● What is being asked
Print the listing below in its entirety, character for character.

* * *

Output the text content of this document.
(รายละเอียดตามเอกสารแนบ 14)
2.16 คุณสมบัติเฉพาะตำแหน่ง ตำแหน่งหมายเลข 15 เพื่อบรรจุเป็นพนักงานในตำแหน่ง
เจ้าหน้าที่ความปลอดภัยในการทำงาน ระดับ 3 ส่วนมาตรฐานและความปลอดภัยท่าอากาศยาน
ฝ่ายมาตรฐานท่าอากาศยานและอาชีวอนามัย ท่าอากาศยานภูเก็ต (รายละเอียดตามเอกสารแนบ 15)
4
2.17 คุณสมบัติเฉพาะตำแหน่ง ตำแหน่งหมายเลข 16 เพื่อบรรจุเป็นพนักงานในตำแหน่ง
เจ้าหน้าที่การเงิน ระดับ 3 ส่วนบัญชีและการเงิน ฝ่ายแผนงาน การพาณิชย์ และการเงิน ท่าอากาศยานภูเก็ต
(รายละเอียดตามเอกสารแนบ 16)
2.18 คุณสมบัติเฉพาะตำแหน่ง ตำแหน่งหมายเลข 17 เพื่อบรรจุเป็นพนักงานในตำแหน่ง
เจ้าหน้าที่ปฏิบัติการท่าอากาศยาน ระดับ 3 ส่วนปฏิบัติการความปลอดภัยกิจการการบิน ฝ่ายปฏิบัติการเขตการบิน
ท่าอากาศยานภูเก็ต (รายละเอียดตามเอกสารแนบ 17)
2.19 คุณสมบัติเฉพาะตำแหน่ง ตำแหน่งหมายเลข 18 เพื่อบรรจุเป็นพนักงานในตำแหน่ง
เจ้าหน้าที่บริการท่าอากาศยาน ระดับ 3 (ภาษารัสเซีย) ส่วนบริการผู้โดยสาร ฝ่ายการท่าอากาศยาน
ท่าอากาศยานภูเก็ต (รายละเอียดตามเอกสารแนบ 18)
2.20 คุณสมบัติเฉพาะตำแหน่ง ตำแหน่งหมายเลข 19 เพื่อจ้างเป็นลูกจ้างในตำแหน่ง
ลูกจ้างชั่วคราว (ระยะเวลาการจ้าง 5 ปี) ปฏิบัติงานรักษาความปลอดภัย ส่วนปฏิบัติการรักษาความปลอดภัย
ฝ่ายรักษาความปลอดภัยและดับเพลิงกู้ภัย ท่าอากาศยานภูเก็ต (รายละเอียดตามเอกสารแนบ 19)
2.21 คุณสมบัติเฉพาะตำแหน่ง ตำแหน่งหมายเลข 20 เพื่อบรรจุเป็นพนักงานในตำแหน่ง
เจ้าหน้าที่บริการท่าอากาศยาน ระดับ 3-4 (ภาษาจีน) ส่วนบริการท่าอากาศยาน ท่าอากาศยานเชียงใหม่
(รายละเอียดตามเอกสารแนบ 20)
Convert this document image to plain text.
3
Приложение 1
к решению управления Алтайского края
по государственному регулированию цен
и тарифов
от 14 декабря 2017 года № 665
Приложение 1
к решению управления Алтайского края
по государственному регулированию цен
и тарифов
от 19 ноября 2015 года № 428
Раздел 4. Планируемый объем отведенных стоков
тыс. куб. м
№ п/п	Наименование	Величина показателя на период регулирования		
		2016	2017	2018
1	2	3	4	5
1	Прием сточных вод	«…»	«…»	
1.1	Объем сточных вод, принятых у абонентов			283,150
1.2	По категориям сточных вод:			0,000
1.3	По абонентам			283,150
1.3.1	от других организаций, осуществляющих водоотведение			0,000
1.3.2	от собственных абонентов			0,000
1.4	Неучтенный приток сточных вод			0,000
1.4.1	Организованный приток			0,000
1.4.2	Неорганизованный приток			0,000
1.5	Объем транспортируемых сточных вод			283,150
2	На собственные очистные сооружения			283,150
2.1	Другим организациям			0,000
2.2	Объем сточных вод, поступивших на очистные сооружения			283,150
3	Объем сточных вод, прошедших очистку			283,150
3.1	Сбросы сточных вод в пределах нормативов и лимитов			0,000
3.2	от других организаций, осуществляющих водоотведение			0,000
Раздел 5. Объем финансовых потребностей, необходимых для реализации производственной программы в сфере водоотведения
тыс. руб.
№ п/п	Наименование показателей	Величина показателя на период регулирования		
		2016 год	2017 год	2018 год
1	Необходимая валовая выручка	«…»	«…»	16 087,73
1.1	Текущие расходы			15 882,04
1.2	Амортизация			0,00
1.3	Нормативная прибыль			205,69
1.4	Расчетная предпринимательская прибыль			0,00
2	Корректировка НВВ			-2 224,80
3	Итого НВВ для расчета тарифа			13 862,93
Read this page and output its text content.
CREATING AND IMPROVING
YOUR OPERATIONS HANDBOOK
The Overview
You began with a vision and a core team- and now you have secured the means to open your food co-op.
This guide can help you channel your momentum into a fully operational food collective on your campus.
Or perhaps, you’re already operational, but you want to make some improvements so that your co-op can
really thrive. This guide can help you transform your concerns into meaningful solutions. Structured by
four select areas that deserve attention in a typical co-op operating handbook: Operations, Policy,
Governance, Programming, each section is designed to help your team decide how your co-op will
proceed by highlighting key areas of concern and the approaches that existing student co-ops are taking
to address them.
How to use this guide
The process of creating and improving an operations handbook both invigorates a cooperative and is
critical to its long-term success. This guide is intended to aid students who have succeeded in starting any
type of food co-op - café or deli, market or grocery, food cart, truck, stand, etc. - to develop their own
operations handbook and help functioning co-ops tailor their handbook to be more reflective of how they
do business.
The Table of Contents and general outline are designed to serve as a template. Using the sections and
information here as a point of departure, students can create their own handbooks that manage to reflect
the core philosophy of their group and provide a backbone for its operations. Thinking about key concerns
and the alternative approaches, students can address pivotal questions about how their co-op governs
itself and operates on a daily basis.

* * *

● Exercise answer
Output the text content of this document.
(รายละเอียดตามเอกสารแนบ 14)
2.16 คุณสมบัติเฉพาะตำแหน่ง ตำแหน่งหมายเลข 15 เพื่อบรรจุเป็นพนักงานในตำแหน่ง
เจ้าหน้าที่ความปลอดภัยในการทำงาน ระดับ 3 ส่วนมาตรฐานและความปลอดภัยท่าอากาศยาน
ฝ่ายมาตรฐานท่าอากาศยานและอาชีวอนามัย ท่าอากาศยานภูเก็ต (รายละเอียดตามเอกสารแนบ 15)
4
2.17 คุณสมบัติเฉพาะตำแหน่ง ตำแหน่งหมายเลข 16 เพื่อบรรจุเป็นพนักงานในตำแหน่ง
เจ้าหน้าที่การเงิน ระดับ 3 ส่วนบัญชีและการเงิน ฝ่ายแผนงาน การพาณิชย์ และการเงิน ท่าอากาศยานภูเก็ต
(รายละเอียดตามเอกสารแนบ 16)
2.18 คุณสมบัติเฉพาะตำแหน่ง ตำแหน่งหมายเลข 17 เพื่อบรรจุเป็นพนักงานในตำแหน่ง
เจ้าหน้าที่ปฏิบัติการท่าอากาศยาน ระดับ 3 ส่วนปฏิบัติการความปลอดภัยกิจการการบิน ฝ่ายปฏิบัติการเขตการบิน
ท่าอากาศยานภูเก็ต (รายละเอียดตามเอกสารแนบ 17)
2.19 คุณสมบัติเฉพาะตำแหน่ง ตำแหน่งหมายเลข 18 เพื่อบรรจุเป็นพนักงานในตำแหน่ง
เจ้าหน้าที่บริการท่าอากาศยาน ระดับ 3 (ภาษารัสเซีย) ส่วนบริการผู้โดยสาร ฝ่ายการท่าอากาศยาน
ท่าอากาศยานภูเก็ต (รายละเอียดตามเอกสารแนบ 18)
2.20 คุณสมบัติเฉพาะตำแหน่ง ตำแหน่งหมายเลข 19 เพื่อจ้างเป็นลูกจ้างในตำแหน่ง
ลูกจ้างชั่วคราว (ระยะเวลาการจ้าง 5 ปี) ปฏิบัติงานรักษาความปลอดภัย ส่วนปฏิบัติการรักษาความปลอดภัย
ฝ่ายรักษาความปลอดภัยและดับเพลิงกู้ภัย ท่าอากาศยานภูเก็ต (รายละเอียดตามเอกสารแนบ 19)
2.21 คุณสมบัติเฉพาะตำแหน่ง ตำแหน่งหมายเลข 20 เพื่อบรรจุเป็นพนักงานในตำแหน่ง
เจ้าหน้าที่บริการท่าอากาศยาน ระดับ 3-4 (ภาษาจีน) ส่วนบริการท่าอากาศยาน ท่าอากาศยานเชียงใหม่
(รายละเอียดตามเอกสารแนบ 20)
Convert this document image to plain text.
3
Приложение 1
к решению управления Алтайского края
по государственному регулированию цен
и тарифов
от 14 декабря 2017 года № 665
Приложение 1
к решению управления Алтайского края
по государственному регулированию цен
и тарифов
от 19 ноября 2015 года № 428
Раздел 4. Планируемый объем отведенных стоков
тыс. куб. м
№ п/п	Наименование	Величина показателя на период регулирования		
		2016	2017	2018
1	2	3	4	5
1	Прием сточных вод	«…»	«…»	
1.1	Объем сточных вод, принятых у абонентов			283,150
1.2	По категориям сточных вод:			0,000
1.3	По абонентам			283,150
1.3.1	от других организаций, осуществляющих водоотведение			0,000
1.3.2	от собственных абонентов			0,000
1.4	Неучтенный приток сточных вод			0,000
1.4.1	Организованный приток			0,000
1.4.2	Неорганизованный приток			0,000
1.5	Объем транспортируемых сточных вод			283,150
2	На собственные очистные сооружения			283,150
2.1	Другим организациям			0,000
2.2	Объем сточных вод, поступивших на очистные сооружения			283,150
3	Объем сточных вод, прошедших очистку			283,150
3.1	Сбросы сточных вод в пределах нормативов и лимитов			0,000
3.2	от других организаций, осуществляющих водоотведение			0,000
Раздел 5. Объем финансовых потребностей, необходимых для реализации производственной программы в сфере водоотведения
тыс. руб.
№ п/п	Наименование показателей	Величина показателя на период регулирования		
		2016 год	2017 год	2018 год
1	Необходимая валовая выручка	«…»	«…»	16 087,73
1.1	Текущие расходы			15 882,04
1.2	Амортизация			0,00
1.3	Нормативная прибыль			205,69
1.4	Расчетная предпринимательская прибыль			0,00
2	Корректировка НВВ			-2 224,80
3	Итого НВВ для расчета тарифа			13 862,93
Read this page and output its text content.
CREATING AND IMPROVING
YOUR OPERATIONS HANDBOOK
The Overview
You began with a vision and a core team- and now you have secured the means to open your food co-op.
This guide can help you channel your momentum into a fully operational food collective on your campus.
Or perhaps, you’re already operational, but you want to make some improvements so that your co-op can
really thrive. This guide can help you transform your concerns into meaningful solutions. Structured by
four select areas that deserve attention in a typical co-op operating handbook: Operations, Policy,
Governance, Programming, each section is designed to help your team decide how your co-op will
proceed by highlighting key areas of concern and the approaches that existing student co-ops are taking
to address them.
How to use this guide
The process of creating and improving an operations handbook both invigorates a cooperative and is
critical to its long-term success. This guide is intended to aid students who have succeeded in starting any
type of food co-op - café or deli, market or grocery, food cart, truck, stand, etc. - to develop their own
operations handbook and help functioning co-ops tailor their handbook to be more reflective of how they
do business.
The Table of Contents and general outline are designed to serve as a template. Using the sections and
information here as a point of departure, students can create their own handbooks that manage to reflect
the core philosophy of their group and provide a backbone for its operations. Thinking about key concerns
and the alternative approaches, students can address pivotal questions about how their co-op governs
itself and operates on a daily basis.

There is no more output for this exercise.